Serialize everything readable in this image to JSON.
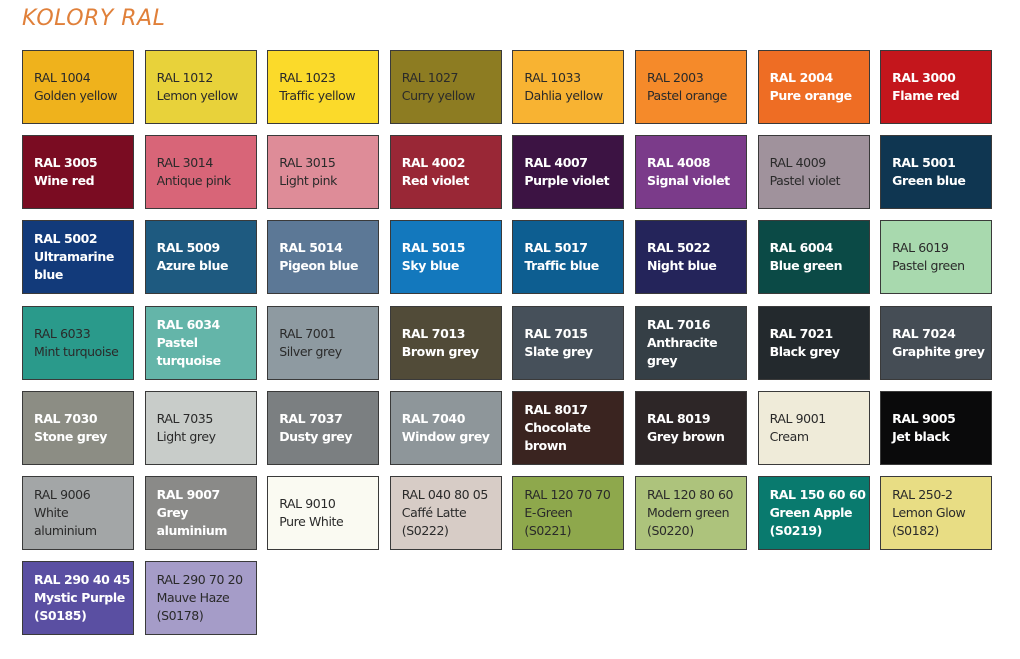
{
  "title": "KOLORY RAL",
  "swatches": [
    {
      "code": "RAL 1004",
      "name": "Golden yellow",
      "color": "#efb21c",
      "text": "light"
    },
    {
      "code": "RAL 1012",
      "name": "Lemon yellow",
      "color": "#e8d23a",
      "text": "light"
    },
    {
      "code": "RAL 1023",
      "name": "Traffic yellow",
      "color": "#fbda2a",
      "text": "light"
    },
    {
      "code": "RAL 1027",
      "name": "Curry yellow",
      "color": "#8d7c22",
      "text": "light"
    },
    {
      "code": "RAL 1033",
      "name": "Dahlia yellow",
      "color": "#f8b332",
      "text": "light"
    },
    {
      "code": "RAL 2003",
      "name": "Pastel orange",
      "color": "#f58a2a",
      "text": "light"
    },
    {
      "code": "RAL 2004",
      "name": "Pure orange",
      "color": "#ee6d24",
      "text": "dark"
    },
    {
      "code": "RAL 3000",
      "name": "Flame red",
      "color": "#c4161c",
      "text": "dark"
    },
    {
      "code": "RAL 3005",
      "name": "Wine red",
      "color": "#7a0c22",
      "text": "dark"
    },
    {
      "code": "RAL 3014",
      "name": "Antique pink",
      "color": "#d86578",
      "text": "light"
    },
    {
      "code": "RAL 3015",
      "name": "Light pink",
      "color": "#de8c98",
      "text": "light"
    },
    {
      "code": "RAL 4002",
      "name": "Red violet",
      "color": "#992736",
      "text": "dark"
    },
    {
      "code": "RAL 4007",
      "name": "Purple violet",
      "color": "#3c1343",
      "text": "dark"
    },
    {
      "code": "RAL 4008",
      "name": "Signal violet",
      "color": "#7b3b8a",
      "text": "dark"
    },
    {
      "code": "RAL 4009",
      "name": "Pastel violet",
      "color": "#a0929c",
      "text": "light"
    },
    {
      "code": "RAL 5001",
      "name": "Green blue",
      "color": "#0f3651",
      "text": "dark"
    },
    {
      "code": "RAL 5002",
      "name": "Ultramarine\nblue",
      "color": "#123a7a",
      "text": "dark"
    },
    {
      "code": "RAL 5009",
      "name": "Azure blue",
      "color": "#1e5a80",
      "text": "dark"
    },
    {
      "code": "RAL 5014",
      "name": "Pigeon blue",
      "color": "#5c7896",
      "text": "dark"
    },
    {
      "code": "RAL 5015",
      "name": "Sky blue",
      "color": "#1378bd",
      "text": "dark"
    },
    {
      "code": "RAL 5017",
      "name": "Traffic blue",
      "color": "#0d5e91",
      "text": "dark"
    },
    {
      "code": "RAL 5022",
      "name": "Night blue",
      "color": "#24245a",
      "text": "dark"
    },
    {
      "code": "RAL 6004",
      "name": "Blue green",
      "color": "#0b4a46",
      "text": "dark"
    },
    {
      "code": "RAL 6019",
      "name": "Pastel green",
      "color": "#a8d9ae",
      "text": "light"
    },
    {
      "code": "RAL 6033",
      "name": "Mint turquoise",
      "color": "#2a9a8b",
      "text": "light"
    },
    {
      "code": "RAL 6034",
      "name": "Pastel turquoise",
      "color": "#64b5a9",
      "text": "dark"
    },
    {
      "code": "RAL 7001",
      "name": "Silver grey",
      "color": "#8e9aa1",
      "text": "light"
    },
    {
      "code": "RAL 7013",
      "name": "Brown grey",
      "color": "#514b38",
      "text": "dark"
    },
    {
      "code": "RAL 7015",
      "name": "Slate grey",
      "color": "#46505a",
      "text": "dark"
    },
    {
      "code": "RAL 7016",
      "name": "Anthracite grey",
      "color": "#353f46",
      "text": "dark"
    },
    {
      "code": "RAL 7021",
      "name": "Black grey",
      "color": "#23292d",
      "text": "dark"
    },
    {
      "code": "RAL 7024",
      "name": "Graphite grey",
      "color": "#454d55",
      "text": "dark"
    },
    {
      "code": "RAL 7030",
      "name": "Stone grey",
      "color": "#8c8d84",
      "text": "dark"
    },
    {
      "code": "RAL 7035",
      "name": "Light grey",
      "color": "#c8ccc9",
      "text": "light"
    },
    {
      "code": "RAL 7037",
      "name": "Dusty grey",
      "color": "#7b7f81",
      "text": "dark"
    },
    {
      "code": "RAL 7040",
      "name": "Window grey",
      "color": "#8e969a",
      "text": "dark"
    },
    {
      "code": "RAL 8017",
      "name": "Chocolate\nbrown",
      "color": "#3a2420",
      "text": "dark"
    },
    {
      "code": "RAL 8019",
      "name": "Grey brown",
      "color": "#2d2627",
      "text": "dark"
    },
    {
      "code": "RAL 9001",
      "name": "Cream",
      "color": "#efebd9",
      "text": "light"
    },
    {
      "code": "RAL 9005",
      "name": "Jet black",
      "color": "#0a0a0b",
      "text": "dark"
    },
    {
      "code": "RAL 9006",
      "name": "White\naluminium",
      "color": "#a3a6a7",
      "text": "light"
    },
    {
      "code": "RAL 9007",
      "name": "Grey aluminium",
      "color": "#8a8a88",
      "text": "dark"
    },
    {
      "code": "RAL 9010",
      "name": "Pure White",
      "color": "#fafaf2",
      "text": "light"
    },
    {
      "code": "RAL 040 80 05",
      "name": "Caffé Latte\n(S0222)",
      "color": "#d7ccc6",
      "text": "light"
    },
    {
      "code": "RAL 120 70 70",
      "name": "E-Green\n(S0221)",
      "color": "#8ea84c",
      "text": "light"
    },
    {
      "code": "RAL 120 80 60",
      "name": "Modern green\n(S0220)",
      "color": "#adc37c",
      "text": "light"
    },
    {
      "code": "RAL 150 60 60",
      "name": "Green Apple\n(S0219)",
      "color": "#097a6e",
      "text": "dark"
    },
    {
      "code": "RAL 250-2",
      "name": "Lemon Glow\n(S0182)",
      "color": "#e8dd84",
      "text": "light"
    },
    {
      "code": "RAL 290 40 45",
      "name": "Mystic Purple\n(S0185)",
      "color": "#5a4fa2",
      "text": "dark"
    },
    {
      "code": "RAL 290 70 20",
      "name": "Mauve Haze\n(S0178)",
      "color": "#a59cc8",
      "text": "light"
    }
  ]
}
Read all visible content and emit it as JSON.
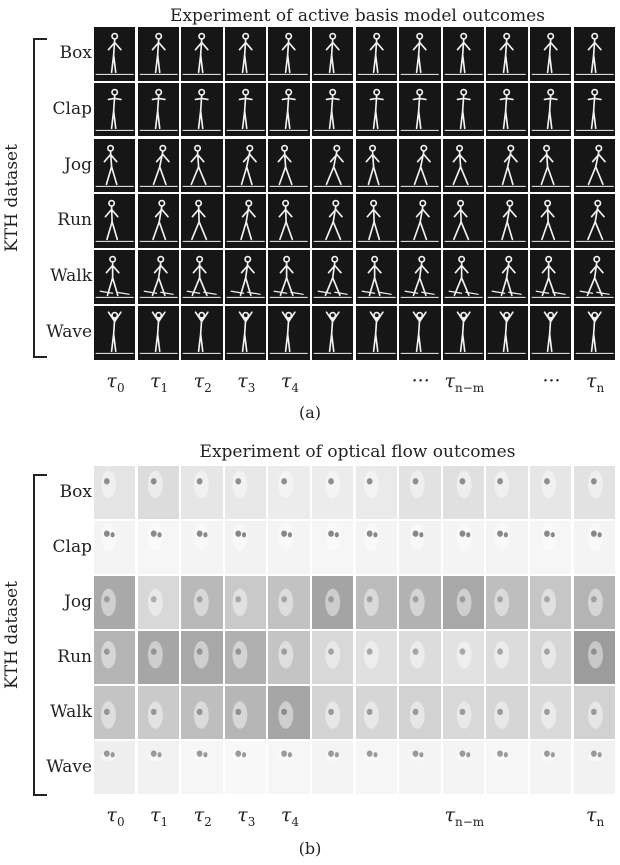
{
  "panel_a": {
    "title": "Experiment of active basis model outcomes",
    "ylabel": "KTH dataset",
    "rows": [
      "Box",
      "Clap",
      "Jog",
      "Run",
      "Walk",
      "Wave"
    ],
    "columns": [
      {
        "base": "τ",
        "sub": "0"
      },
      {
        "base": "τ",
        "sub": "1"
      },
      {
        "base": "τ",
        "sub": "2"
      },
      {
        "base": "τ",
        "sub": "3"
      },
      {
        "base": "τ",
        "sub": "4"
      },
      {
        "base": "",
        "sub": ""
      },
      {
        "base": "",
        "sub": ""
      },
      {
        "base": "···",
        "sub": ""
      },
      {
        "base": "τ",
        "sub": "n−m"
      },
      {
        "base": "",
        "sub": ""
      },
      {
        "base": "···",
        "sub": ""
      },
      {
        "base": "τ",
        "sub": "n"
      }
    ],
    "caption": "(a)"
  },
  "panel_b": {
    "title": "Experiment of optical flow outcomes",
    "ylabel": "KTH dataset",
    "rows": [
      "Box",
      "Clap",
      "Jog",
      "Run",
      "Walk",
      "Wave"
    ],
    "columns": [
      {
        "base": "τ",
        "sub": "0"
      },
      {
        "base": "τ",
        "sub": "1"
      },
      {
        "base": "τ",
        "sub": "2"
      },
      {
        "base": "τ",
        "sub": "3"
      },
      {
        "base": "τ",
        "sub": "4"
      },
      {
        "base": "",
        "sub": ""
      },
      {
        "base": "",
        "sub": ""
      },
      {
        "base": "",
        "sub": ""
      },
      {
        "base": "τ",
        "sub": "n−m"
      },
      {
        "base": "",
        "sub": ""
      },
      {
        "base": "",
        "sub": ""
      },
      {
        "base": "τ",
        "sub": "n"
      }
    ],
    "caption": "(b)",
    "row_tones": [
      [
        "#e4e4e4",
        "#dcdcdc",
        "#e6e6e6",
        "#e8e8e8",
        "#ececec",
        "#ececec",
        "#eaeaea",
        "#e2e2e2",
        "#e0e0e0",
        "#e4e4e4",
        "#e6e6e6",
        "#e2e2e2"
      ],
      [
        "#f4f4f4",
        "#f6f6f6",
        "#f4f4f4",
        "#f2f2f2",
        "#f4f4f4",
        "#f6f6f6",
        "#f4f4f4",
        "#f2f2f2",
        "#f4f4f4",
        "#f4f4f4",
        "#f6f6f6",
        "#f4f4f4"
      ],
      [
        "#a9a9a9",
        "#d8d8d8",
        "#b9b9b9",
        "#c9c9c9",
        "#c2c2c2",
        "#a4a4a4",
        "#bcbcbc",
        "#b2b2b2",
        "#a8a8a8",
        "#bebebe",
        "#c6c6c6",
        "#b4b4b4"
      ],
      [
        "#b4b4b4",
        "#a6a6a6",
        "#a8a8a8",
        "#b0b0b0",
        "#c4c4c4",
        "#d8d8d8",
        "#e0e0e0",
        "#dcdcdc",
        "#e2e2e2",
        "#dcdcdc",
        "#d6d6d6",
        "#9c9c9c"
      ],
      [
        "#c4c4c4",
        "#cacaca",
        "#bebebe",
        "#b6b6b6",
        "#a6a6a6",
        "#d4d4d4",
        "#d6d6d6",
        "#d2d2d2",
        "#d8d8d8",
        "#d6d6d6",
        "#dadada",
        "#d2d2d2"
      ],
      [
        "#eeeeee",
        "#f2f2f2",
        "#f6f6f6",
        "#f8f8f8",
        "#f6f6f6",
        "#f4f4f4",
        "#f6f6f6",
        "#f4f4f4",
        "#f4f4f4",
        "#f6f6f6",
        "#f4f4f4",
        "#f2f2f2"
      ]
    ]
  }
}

━━━━━━━━━━━━━━━━━━━━

§ **WORK TO COMPLETE**
Report the number of lines in the listing that include the string "Pastel"; give nothing but the number.

§ **EXERCISE RESPONSE**
4